Stored data:
· · · · · · ·

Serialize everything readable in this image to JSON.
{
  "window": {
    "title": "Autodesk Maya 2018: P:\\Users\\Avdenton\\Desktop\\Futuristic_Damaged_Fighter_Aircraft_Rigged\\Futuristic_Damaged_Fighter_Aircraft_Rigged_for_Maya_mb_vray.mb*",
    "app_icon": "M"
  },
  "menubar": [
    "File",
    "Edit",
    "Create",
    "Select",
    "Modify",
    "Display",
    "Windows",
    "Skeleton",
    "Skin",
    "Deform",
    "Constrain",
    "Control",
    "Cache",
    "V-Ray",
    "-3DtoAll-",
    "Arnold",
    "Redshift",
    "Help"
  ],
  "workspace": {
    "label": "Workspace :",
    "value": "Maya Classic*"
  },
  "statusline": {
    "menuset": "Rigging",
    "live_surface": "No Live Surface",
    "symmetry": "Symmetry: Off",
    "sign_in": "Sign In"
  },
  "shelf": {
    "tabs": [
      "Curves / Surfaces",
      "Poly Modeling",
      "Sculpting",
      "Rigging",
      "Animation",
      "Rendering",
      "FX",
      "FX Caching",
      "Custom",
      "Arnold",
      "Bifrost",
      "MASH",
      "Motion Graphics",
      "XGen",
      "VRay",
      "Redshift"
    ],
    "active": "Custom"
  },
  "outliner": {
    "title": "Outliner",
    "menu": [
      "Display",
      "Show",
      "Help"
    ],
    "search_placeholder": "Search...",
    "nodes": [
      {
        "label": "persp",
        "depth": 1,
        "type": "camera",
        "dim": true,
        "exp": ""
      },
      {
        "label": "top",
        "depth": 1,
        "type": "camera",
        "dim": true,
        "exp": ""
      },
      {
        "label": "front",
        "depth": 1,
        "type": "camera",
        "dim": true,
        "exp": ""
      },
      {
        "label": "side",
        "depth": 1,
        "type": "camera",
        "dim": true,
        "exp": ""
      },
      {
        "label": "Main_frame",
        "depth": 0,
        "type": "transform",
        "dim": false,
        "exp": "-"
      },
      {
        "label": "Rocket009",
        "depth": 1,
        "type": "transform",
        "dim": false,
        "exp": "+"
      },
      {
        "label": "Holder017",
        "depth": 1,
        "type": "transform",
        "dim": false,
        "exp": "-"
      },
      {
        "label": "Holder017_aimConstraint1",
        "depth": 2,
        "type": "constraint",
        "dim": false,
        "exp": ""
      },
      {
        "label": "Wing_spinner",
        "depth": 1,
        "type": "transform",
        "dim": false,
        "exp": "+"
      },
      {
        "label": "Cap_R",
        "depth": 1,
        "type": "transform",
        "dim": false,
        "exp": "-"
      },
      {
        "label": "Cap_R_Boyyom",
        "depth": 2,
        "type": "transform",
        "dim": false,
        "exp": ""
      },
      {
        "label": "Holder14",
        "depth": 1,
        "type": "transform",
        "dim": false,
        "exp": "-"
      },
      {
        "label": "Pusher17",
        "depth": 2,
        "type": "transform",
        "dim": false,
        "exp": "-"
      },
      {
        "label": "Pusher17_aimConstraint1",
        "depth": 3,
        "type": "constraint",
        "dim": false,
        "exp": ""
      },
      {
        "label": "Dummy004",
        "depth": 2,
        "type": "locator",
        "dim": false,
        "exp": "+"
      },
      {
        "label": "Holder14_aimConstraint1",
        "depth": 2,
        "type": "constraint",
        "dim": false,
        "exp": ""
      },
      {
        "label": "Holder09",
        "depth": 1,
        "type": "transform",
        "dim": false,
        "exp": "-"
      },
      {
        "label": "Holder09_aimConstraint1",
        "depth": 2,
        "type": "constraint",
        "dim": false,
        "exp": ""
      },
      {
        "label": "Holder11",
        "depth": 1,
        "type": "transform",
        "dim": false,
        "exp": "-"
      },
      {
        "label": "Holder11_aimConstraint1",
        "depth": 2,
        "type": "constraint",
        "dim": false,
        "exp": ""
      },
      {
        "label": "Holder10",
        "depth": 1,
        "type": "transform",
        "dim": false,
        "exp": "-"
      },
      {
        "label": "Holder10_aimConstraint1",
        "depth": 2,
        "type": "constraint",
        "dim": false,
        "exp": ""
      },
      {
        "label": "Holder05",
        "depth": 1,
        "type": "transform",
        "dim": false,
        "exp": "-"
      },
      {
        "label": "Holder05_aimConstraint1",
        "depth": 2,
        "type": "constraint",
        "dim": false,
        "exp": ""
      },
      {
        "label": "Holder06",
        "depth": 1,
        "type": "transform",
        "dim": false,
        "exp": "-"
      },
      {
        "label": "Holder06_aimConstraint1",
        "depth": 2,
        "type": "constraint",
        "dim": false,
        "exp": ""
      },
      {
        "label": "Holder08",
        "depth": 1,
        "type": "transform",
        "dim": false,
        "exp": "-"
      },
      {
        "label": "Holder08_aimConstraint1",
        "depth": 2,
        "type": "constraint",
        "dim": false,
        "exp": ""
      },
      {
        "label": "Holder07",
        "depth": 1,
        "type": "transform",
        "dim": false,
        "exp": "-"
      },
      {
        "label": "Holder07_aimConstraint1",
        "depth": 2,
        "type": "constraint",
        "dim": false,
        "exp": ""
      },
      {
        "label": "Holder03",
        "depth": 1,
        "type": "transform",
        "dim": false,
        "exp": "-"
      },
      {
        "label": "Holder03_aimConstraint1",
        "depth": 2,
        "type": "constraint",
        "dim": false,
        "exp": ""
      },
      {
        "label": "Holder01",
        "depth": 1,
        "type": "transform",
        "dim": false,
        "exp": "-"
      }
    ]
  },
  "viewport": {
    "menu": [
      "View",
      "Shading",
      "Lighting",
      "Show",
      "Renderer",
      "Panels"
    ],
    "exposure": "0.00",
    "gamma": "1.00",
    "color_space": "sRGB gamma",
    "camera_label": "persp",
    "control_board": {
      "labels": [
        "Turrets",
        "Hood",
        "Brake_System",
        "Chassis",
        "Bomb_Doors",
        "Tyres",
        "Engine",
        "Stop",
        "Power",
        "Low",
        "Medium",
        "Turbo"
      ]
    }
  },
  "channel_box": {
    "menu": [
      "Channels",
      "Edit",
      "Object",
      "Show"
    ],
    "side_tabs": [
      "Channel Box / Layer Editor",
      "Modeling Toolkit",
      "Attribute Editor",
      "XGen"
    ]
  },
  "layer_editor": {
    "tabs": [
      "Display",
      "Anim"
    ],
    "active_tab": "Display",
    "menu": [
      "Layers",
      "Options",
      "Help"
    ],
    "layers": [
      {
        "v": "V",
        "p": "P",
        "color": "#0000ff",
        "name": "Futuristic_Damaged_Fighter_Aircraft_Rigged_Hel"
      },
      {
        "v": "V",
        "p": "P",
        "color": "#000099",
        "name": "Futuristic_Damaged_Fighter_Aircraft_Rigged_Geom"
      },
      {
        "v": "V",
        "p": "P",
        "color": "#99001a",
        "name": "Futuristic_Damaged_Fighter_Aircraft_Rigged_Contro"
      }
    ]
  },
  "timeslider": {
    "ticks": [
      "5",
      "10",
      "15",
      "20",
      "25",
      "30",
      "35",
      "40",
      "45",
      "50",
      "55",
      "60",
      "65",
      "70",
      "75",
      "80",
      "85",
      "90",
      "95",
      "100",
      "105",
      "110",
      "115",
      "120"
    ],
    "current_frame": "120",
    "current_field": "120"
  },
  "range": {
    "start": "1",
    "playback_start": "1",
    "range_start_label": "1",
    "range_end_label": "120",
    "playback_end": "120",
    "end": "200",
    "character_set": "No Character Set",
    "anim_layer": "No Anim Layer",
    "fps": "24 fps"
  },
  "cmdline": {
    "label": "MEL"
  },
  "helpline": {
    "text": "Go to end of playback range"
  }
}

· · · · · · ·

> PROBLEM STATEMENT
Copy out each line of the data containing the string "Maya".

> THE RESULT
    "title": "Autodesk Maya 2018: P:\\Users\\Avdenton\\Desktop\\Futuristic_Damaged_Fighter_Aircraft_Rigged\\Futuristic_Damaged_Fighter_Aircraft_Rigged_for_Maya_mb_vray.mb*",
    "value": "Maya Classic*"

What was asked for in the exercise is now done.